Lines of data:

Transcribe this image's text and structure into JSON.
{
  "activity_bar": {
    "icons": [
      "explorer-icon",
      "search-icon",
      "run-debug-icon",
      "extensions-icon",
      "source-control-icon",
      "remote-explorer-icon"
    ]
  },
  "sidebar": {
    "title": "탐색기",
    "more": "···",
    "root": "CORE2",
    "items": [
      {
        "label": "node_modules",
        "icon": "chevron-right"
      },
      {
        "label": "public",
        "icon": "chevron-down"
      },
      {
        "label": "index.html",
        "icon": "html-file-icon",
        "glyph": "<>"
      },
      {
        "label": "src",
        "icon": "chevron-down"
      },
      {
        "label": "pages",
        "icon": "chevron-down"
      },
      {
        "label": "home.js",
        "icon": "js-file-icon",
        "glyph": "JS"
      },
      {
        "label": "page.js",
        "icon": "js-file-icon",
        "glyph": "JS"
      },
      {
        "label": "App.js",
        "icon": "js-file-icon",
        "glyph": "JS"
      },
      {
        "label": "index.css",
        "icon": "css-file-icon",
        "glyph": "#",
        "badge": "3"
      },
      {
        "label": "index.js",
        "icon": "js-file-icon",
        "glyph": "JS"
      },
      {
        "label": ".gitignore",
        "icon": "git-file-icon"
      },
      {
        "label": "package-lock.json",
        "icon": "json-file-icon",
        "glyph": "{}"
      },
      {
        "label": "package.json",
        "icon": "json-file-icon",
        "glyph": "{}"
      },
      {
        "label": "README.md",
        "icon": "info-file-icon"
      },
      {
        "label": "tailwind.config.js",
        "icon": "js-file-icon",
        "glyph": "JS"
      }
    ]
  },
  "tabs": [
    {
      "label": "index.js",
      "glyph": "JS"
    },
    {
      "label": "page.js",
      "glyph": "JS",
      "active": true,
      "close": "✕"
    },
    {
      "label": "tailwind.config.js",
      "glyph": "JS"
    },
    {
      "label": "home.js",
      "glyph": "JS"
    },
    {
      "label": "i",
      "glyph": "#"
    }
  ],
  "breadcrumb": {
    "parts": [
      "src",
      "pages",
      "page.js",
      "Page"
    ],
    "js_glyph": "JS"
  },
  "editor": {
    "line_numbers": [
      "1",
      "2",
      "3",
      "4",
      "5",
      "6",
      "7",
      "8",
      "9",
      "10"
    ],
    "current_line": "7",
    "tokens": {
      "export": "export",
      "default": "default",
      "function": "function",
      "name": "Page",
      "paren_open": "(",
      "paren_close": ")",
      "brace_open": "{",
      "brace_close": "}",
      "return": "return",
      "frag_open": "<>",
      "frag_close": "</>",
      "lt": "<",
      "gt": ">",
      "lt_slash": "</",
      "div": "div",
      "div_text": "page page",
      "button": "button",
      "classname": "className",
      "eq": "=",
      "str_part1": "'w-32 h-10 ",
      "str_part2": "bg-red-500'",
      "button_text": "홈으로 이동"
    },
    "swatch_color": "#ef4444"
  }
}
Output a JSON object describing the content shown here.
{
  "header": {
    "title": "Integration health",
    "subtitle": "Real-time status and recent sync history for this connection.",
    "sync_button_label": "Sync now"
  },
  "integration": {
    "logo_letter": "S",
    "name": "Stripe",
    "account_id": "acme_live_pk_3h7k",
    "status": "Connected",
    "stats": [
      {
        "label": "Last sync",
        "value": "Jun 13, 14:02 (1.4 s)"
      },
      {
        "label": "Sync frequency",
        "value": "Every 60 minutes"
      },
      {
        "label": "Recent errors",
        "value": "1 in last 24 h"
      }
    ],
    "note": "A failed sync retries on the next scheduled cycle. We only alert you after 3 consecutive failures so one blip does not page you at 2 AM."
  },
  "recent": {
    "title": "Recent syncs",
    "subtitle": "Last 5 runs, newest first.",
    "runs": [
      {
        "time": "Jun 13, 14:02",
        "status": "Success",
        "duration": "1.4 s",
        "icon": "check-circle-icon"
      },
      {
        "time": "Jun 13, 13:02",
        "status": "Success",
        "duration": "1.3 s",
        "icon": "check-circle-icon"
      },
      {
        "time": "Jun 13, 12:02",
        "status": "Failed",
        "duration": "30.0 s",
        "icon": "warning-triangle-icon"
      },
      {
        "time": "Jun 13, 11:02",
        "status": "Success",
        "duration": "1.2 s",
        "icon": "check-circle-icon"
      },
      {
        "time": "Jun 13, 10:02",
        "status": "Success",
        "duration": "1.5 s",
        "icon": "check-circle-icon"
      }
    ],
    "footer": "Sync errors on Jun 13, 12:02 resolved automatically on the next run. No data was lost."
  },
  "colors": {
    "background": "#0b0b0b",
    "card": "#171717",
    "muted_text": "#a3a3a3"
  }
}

**What needs to be done**. Set down all of the entries exactly, please.

**Answer for the task**.
Transcribe this image's text and structure into JSON.
{
  "activity_bar": {
    "icons": [
      "explorer-icon",
      "search-icon",
      "run-debug-icon",
      "extensions-icon",
      "source-control-icon",
      "remote-explorer-icon"
    ]
  },
  "sidebar": {
    "title": "탐색기",
    "more": "···",
    "root": "CORE2",
    "items": [
      {
        "label": "node_modules",
        "icon": "chevron-right"
      },
      {
        "label": "public",
        "icon": "chevron-down"
      },
      {
        "label": "index.html",
        "icon": "html-file-icon",
        "glyph": "<>"
      },
      {
        "label": "src",
        "icon": "chevron-down"
      },
      {
        "label": "pages",
        "icon": "chevron-down"
      },
      {
        "label": "home.js",
        "icon": "js-file-icon",
        "glyph": "JS"
      },
      {
        "label": "page.js",
        "icon": "js-file-icon",
        "glyph": "JS"
      },
      {
        "label": "App.js",
        "icon": "js-file-icon",
        "glyph": "JS"
      },
      {
        "label": "index.css",
        "icon": "css-file-icon",
        "glyph": "#",
        "badge": "3"
      },
      {
        "label": "index.js",
        "icon": "js-file-icon",
        "glyph": "JS"
      },
      {
        "label": ".gitignore",
        "icon": "git-file-icon"
      },
      {
        "label": "package-lock.json",
        "icon": "json-file-icon",
        "glyph": "{}"
      },
      {
        "label": "package.json",
        "icon": "json-file-icon",
        "glyph": "{}"
      },
      {
        "label": "README.md",
        "icon": "info-file-icon"
      },
      {
        "label": "tailwind.config.js",
        "icon": "js-file-icon",
        "glyph": "JS"
      }
    ]
  },
  "tabs": [
    {
      "label": "index.js",
      "glyph": "JS"
    },
    {
      "label": "page.js",
      "glyph": "JS",
      "active": true,
      "close": "✕"
    },
    {
      "label": "tailwind.config.js",
      "glyph": "JS"
    },
    {
      "label": "home.js",
      "glyph": "JS"
    },
    {
      "label": "i",
      "glyph": "#"
    }
  ],
  "breadcrumb": {
    "parts": [
      "src",
      "pages",
      "page.js",
      "Page"
    ],
    "js_glyph": "JS"
  },
  "editor": {
    "line_numbers": [
      "1",
      "2",
      "3",
      "4",
      "5",
      "6",
      "7",
      "8",
      "9",
      "10"
    ],
    "current_line": "7",
    "tokens": {
      "export": "export",
      "default": "default",
      "function": "function",
      "name": "Page",
      "paren_open": "(",
      "paren_close": ")",
      "brace_open": "{",
      "brace_close": "}",
      "return": "return",
      "frag_open": "<>",
      "frag_close": "</>",
      "lt": "<",
      "gt": ">",
      "lt_slash": "</",
      "div": "div",
      "div_text": "page page",
      "button": "button",
      "classname": "className",
      "eq": "=",
      "str_part1": "'w-32 h-10 ",
      "str_part2": "bg-red-500'",
      "button_text": "홈으로 이동"
    },
    "swatch_color": "#ef4444"
  }
}
Output a JSON object describing the content shown here.
{
  "header": {
    "title": "Integration health",
    "subtitle": "Real-time status and recent sync history for this connection.",
    "sync_button_label": "Sync now"
  },
  "integration": {
    "logo_letter": "S",
    "name": "Stripe",
    "account_id": "acme_live_pk_3h7k",
    "status": "Connected",
    "stats": [
      {
        "label": "Last sync",
        "value": "Jun 13, 14:02 (1.4 s)"
      },
      {
        "label": "Sync frequency",
        "value": "Every 60 minutes"
      },
      {
        "label": "Recent errors",
        "value": "1 in last 24 h"
      }
    ],
    "note": "A failed sync retries on the next scheduled cycle. We only alert you after 3 consecutive failures so one blip does not page you at 2 AM."
  },
  "recent": {
    "title": "Recent syncs",
    "subtitle": "Last 5 runs, newest first.",
    "runs": [
      {
        "time": "Jun 13, 14:02",
        "status": "Success",
        "duration": "1.4 s",
        "icon": "check-circle-icon"
      },
      {
        "time": "Jun 13, 13:02",
        "status": "Success",
        "duration": "1.3 s",
        "icon": "check-circle-icon"
      },
      {
        "time": "Jun 13, 12:02",
        "status": "Failed",
        "duration": "30.0 s",
        "icon": "warning-triangle-icon"
      },
      {
        "time": "Jun 13, 11:02",
        "status": "Success",
        "duration": "1.2 s",
        "icon": "check-circle-icon"
      },
      {
        "time": "Jun 13, 10:02",
        "status": "Success",
        "duration": "1.5 s",
        "icon": "check-circle-icon"
      }
    ],
    "footer": "Sync errors on Jun 13, 12:02 resolved automatically on the next run. No data was lost."
  },
  "colors": {
    "background": "#0b0b0b",
    "card": "#171717",
    "muted_text": "#a3a3a3"
  }
}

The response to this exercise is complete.